▶ **Exercise objective**
In the entries below, how many lines hold the string "marker"? Give only the number.

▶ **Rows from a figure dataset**
:::
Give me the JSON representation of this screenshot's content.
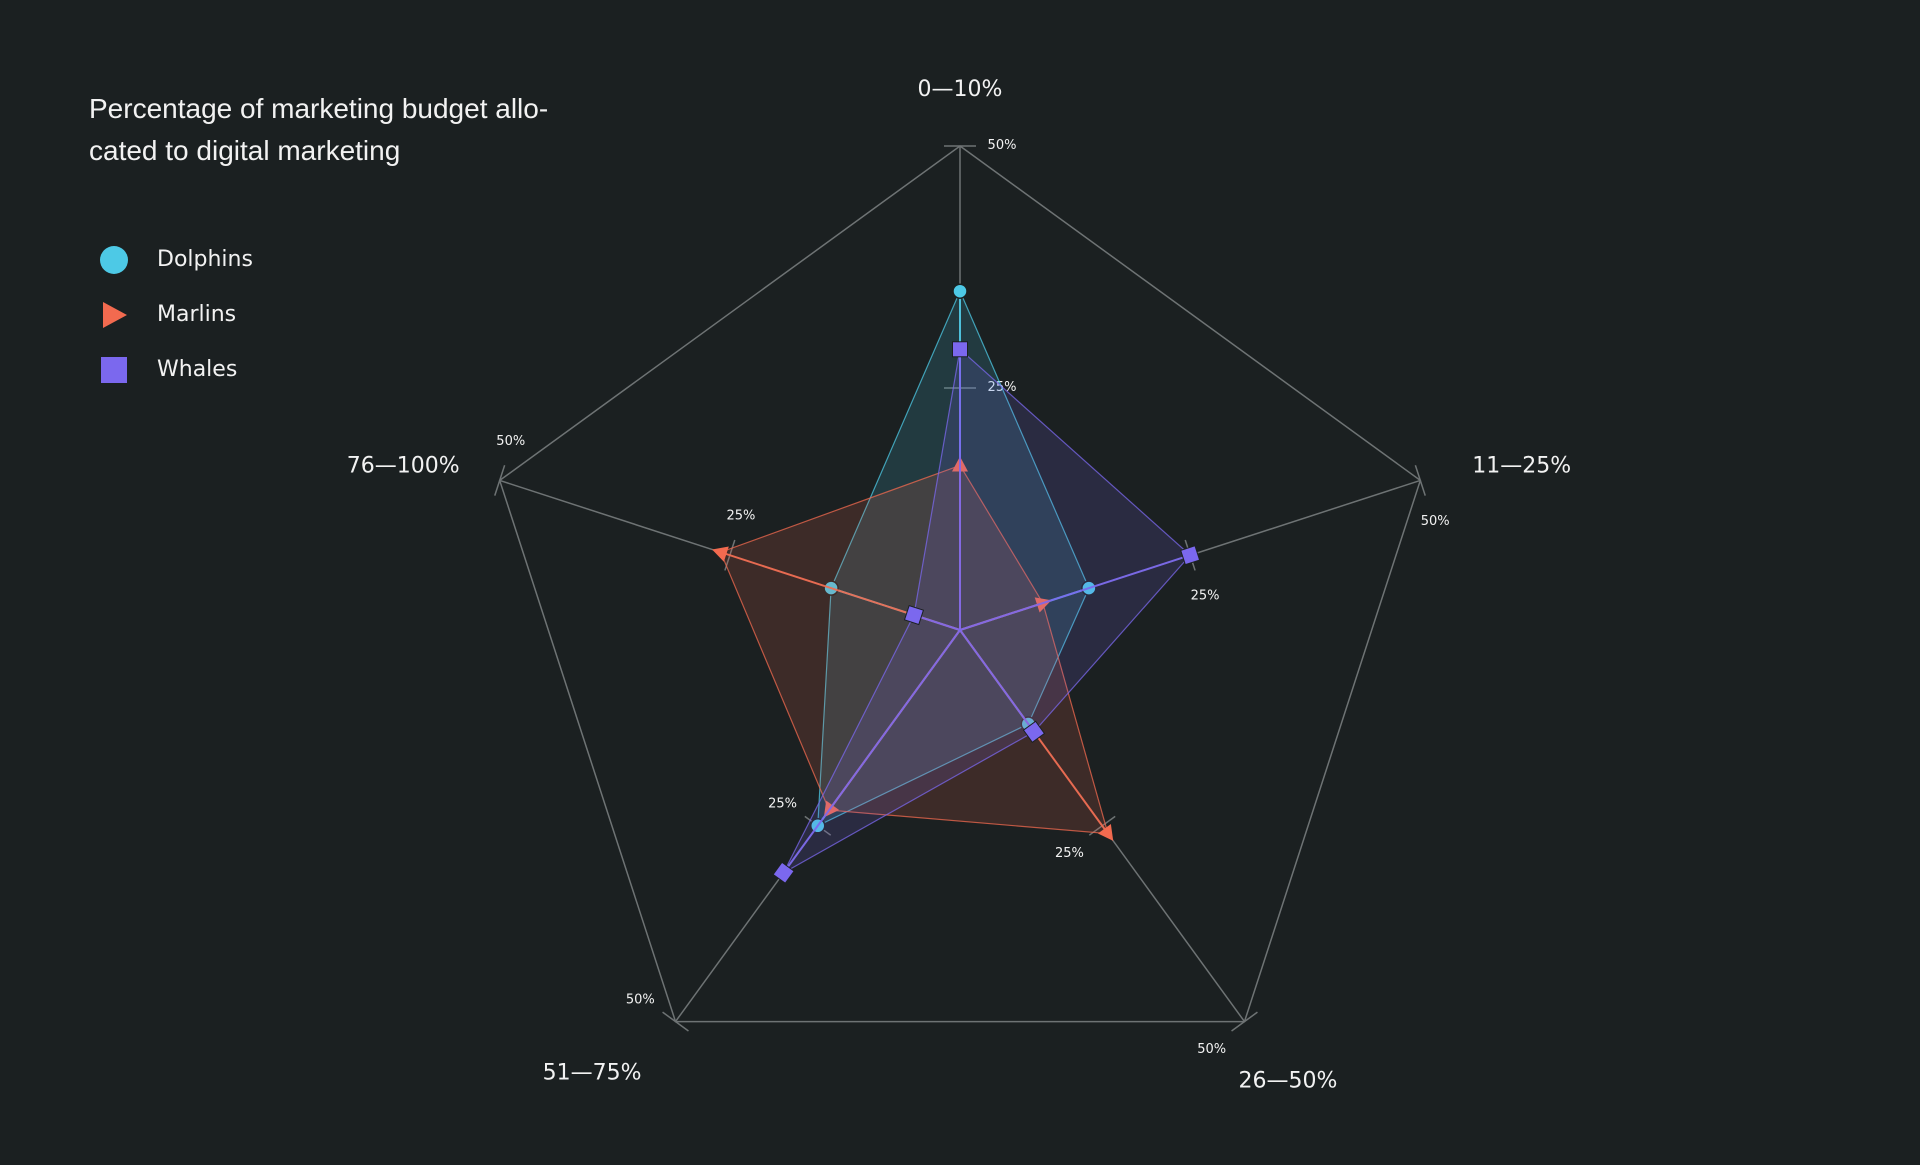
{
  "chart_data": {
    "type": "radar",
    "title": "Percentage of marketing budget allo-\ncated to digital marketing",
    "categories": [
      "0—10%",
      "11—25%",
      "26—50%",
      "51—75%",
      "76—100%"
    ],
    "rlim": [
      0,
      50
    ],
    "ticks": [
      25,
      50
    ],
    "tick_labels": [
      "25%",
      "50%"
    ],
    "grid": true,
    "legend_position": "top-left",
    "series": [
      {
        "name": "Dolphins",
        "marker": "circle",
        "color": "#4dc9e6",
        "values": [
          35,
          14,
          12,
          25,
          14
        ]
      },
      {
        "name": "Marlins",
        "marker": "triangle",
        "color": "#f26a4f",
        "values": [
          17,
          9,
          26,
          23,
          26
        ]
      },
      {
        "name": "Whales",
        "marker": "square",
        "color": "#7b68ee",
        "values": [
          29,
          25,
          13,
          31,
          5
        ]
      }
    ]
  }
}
:::
▶ **Solution to this problem**
3